= Data shown =
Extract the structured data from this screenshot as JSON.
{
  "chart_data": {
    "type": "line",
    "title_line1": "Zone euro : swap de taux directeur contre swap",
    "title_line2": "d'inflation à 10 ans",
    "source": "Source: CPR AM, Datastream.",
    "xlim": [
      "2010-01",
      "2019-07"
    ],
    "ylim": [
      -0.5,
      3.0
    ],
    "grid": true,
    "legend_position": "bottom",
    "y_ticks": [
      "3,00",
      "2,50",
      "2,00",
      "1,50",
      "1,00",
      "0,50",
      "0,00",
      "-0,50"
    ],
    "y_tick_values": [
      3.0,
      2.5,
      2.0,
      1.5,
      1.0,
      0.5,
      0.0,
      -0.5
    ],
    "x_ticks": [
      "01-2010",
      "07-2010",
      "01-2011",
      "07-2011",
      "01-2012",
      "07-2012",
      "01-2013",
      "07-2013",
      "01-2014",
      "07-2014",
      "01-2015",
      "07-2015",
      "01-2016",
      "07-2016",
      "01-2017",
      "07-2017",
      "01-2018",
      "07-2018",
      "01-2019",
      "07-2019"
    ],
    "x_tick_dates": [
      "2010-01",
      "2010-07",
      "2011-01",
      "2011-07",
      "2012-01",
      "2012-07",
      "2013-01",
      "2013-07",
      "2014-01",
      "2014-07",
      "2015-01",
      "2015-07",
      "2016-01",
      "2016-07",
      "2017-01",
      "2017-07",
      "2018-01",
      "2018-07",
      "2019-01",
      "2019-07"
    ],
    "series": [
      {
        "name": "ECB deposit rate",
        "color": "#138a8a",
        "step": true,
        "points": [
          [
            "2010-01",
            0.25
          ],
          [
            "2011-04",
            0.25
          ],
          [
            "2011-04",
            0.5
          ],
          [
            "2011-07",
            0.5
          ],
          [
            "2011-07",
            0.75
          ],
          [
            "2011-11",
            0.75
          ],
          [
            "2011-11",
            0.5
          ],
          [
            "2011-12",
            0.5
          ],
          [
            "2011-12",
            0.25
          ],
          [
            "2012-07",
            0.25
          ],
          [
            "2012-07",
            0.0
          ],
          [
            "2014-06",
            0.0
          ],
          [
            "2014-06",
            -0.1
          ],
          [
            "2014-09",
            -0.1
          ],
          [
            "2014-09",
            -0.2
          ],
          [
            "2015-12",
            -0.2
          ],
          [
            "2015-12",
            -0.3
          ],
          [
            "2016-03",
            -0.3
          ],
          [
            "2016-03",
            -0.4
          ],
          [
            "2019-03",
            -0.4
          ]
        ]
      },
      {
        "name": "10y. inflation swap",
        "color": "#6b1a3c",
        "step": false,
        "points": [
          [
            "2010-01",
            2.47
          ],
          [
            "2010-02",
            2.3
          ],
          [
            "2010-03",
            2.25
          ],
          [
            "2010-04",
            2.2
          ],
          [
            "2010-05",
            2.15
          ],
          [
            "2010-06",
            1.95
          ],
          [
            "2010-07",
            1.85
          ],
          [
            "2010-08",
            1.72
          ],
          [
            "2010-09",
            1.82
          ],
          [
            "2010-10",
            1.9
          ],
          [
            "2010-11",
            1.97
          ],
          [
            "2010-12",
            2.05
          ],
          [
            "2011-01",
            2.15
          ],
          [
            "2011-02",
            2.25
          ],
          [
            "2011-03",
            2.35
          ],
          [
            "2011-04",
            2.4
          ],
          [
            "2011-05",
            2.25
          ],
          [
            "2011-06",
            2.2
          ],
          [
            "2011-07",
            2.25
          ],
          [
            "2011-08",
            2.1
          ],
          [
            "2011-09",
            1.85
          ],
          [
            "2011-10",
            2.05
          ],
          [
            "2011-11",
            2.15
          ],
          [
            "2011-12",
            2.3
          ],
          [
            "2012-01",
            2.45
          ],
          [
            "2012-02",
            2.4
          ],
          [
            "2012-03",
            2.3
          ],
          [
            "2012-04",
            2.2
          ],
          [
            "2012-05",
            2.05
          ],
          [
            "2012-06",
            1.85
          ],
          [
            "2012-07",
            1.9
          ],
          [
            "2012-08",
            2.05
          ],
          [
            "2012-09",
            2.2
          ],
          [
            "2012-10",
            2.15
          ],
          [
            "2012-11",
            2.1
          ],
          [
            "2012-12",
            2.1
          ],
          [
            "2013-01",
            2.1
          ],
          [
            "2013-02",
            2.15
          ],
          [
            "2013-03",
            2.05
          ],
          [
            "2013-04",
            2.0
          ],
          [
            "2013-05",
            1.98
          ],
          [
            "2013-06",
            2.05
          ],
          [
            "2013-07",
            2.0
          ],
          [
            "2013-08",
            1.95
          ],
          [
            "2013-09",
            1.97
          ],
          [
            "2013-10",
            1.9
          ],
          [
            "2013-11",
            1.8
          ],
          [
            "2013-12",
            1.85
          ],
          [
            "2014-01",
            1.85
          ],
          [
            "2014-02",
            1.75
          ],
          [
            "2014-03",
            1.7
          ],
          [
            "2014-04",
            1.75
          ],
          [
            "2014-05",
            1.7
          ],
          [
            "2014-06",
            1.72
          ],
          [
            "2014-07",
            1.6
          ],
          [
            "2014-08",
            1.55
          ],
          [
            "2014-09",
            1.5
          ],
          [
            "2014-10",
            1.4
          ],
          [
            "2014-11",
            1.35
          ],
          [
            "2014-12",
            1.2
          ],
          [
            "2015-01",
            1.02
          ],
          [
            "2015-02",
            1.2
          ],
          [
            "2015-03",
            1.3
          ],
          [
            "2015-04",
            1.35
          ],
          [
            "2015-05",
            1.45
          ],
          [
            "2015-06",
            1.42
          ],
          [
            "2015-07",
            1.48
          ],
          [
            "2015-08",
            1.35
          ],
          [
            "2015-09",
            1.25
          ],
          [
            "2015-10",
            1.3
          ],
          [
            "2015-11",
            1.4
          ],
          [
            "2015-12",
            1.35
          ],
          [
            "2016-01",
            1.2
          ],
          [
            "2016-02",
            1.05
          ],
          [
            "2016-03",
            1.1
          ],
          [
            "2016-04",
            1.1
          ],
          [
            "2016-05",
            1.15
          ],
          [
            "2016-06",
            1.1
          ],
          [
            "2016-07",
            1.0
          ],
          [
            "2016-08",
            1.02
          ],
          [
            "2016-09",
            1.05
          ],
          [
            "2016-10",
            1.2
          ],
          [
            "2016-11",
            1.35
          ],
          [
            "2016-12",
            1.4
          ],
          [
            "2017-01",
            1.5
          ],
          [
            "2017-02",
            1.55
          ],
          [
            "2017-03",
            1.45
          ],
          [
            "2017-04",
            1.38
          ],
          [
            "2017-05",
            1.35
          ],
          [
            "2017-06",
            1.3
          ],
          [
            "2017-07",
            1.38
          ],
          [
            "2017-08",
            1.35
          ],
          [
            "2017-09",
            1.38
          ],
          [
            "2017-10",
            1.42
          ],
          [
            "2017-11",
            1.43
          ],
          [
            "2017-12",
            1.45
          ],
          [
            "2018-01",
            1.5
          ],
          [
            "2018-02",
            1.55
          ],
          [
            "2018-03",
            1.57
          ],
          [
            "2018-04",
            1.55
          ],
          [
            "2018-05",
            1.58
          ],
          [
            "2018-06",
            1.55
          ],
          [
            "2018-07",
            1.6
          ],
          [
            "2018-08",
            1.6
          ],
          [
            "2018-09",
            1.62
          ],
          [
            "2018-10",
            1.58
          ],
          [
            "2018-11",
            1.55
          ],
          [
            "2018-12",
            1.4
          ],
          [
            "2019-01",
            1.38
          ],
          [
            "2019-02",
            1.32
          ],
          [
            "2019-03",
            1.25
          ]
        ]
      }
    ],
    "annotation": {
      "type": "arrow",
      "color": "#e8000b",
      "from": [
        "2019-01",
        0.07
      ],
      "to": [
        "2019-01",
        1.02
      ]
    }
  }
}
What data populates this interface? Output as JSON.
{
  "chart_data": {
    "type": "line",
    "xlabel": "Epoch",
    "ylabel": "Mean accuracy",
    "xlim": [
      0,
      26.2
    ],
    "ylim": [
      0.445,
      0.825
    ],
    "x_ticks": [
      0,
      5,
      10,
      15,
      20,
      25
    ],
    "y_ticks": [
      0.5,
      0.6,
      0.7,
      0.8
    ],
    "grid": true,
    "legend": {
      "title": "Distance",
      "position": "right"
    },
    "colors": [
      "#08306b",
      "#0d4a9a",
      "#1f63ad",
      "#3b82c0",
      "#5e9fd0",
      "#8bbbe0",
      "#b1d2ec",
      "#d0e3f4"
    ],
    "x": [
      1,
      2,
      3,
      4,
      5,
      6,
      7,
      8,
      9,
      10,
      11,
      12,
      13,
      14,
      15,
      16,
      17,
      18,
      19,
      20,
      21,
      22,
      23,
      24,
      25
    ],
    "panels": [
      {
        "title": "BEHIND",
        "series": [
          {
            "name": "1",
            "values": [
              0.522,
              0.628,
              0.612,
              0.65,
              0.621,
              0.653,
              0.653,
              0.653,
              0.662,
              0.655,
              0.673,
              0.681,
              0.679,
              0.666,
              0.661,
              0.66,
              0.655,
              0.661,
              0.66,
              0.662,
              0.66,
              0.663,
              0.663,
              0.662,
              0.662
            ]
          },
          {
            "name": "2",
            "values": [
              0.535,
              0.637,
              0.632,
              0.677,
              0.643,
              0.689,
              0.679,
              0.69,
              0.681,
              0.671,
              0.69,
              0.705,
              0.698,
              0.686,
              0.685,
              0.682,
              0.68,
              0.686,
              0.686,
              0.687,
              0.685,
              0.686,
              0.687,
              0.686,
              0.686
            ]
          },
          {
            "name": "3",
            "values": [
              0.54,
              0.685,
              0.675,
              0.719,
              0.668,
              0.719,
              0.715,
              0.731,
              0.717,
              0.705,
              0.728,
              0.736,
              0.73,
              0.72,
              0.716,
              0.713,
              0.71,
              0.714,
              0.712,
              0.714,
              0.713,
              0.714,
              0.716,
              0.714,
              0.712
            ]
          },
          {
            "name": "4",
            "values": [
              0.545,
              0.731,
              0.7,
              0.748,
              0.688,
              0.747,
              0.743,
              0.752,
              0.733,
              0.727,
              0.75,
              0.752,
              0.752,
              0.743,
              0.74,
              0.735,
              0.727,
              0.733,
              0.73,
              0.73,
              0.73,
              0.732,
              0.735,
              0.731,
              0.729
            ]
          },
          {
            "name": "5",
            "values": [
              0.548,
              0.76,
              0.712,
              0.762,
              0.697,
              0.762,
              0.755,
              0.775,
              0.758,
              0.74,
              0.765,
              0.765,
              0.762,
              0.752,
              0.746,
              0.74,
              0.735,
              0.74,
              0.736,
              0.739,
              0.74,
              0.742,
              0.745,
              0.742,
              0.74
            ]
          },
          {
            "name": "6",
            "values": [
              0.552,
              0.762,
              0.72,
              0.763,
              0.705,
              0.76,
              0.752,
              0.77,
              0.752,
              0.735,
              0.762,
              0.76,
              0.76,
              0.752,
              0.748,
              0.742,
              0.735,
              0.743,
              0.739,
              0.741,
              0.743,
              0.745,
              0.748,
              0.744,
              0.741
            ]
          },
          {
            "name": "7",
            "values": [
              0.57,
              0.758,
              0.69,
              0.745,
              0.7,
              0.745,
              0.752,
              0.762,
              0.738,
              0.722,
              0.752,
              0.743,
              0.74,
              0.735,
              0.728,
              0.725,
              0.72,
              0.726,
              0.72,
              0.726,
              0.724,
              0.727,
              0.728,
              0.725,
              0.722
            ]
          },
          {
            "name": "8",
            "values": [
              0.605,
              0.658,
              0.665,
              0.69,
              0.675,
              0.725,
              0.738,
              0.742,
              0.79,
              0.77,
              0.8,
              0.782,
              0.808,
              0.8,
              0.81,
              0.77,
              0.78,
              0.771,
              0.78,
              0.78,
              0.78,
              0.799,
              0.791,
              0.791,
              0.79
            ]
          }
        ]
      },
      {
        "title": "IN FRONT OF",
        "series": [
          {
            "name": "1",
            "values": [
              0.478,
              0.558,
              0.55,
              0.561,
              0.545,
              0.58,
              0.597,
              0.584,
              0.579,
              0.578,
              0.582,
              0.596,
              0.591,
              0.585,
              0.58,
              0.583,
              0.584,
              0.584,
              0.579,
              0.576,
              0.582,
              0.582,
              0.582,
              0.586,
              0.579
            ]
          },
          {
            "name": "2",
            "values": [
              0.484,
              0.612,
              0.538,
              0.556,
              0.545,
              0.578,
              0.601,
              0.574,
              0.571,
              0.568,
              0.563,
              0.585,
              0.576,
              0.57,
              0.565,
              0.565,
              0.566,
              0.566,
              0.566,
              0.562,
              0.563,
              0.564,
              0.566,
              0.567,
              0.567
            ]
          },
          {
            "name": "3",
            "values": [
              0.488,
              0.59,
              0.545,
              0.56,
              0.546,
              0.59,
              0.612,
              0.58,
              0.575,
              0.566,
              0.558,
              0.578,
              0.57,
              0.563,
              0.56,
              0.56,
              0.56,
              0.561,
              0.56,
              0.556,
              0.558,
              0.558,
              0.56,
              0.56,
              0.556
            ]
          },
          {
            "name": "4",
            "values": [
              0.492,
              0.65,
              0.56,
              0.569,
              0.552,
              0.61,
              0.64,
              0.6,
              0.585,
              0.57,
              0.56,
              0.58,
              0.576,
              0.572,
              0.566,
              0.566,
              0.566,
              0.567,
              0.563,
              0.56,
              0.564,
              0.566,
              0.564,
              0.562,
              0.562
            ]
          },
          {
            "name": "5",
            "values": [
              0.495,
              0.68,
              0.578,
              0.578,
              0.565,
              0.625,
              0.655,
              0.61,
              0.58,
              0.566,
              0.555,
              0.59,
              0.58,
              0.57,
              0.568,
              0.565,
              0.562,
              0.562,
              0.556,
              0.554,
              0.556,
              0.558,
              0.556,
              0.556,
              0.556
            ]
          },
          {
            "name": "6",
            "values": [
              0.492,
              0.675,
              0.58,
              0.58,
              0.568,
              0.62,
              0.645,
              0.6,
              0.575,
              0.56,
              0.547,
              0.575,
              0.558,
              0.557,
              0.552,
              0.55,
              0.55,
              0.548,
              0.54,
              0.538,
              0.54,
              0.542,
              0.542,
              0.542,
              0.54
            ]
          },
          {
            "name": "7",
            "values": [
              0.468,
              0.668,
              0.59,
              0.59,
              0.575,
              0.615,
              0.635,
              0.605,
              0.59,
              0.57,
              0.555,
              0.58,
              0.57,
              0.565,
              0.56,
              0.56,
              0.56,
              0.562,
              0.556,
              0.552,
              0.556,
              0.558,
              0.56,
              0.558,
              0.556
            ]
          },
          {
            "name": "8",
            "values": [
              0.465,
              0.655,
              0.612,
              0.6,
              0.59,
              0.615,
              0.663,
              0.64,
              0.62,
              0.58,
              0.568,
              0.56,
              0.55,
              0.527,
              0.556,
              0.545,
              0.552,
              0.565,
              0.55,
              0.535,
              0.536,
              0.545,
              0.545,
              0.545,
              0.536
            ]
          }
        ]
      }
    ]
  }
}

= Brief =
Copy all lines of the material above where the string "from" occurs.

= Output of the exercise =
Extract the structured data from this screenshot as JSON.
      "from": [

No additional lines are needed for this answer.